What you are asked to do. Could every line of the data be printed exactly as it reads?

Dataset entries.

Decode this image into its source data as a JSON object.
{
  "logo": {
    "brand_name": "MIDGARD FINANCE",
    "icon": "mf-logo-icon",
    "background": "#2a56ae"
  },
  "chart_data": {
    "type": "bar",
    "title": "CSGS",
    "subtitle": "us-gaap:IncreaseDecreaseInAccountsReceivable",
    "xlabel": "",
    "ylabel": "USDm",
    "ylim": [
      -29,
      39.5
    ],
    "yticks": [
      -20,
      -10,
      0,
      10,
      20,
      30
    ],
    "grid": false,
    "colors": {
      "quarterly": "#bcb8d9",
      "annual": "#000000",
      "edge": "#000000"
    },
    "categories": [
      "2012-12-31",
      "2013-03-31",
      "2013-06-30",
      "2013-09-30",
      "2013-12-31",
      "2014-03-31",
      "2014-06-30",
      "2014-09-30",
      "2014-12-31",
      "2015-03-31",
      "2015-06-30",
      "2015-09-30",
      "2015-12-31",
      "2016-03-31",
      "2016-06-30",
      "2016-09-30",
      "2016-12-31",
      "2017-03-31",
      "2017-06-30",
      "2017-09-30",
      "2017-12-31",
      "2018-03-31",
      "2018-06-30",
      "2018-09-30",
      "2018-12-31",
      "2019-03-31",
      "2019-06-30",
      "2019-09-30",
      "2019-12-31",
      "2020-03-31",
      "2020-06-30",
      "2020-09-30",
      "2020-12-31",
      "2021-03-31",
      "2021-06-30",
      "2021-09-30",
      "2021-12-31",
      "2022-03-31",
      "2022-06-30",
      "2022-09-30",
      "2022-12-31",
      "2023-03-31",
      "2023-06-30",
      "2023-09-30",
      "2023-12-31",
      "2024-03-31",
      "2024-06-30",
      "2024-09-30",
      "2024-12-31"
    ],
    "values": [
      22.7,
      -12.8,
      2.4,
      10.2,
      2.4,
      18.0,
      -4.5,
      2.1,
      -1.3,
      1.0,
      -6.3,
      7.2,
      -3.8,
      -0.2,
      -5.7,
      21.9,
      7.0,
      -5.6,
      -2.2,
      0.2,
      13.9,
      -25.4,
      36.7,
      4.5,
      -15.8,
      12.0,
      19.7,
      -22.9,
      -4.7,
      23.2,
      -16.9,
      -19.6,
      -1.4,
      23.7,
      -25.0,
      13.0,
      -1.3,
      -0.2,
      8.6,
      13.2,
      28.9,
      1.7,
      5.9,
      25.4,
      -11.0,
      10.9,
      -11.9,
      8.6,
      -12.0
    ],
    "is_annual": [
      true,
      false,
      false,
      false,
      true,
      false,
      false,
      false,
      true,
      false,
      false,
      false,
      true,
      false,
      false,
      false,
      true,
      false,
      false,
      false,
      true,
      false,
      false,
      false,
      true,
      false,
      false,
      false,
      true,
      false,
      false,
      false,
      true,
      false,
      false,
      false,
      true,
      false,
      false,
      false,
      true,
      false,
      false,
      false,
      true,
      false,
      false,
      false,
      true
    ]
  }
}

Task result.
Decode this image into its source data as a JSON object.
{
  "logo": {
    "brand_name": "MIDGARD FINANCE",
    "icon": "mf-logo-icon",
    "background": "#2a56ae"
  },
  "chart_data": {
    "type": "bar",
    "title": "CSGS",
    "subtitle": "us-gaap:IncreaseDecreaseInAccountsReceivable",
    "xlabel": "",
    "ylabel": "USDm",
    "ylim": [
      -29,
      39.5
    ],
    "yticks": [
      -20,
      -10,
      0,
      10,
      20,
      30
    ],
    "grid": false,
    "colors": {
      "quarterly": "#bcb8d9",
      "annual": "#000000",
      "edge": "#000000"
    },
    "categories": [
      "2012-12-31",
      "2013-03-31",
      "2013-06-30",
      "2013-09-30",
      "2013-12-31",
      "2014-03-31",
      "2014-06-30",
      "2014-09-30",
      "2014-12-31",
      "2015-03-31",
      "2015-06-30",
      "2015-09-30",
      "2015-12-31",
      "2016-03-31",
      "2016-06-30",
      "2016-09-30",
      "2016-12-31",
      "2017-03-31",
      "2017-06-30",
      "2017-09-30",
      "2017-12-31",
      "2018-03-31",
      "2018-06-30",
      "2018-09-30",
      "2018-12-31",
      "2019-03-31",
      "2019-06-30",
      "2019-09-30",
      "2019-12-31",
      "2020-03-31",
      "2020-06-30",
      "2020-09-30",
      "2020-12-31",
      "2021-03-31",
      "2021-06-30",
      "2021-09-30",
      "2021-12-31",
      "2022-03-31",
      "2022-06-30",
      "2022-09-30",
      "2022-12-31",
      "2023-03-31",
      "2023-06-30",
      "2023-09-30",
      "2023-12-31",
      "2024-03-31",
      "2024-06-30",
      "2024-09-30",
      "2024-12-31"
    ],
    "values": [
      22.7,
      -12.8,
      2.4,
      10.2,
      2.4,
      18.0,
      -4.5,
      2.1,
      -1.3,
      1.0,
      -6.3,
      7.2,
      -3.8,
      -0.2,
      -5.7,
      21.9,
      7.0,
      -5.6,
      -2.2,
      0.2,
      13.9,
      -25.4,
      36.7,
      4.5,
      -15.8,
      12.0,
      19.7,
      -22.9,
      -4.7,
      23.2,
      -16.9,
      -19.6,
      -1.4,
      23.7,
      -25.0,
      13.0,
      -1.3,
      -0.2,
      8.6,
      13.2,
      28.9,
      1.7,
      5.9,
      25.4,
      -11.0,
      10.9,
      -11.9,
      8.6,
      -12.0
    ],
    "is_annual": [
      true,
      false,
      false,
      false,
      true,
      false,
      false,
      false,
      true,
      false,
      false,
      false,
      true,
      false,
      false,
      false,
      true,
      false,
      false,
      false,
      true,
      false,
      false,
      false,
      true,
      false,
      false,
      false,
      true,
      false,
      false,
      false,
      true,
      false,
      false,
      false,
      true,
      false,
      false,
      false,
      true,
      false,
      false,
      false,
      true,
      false,
      false,
      false,
      true
    ]
  }
}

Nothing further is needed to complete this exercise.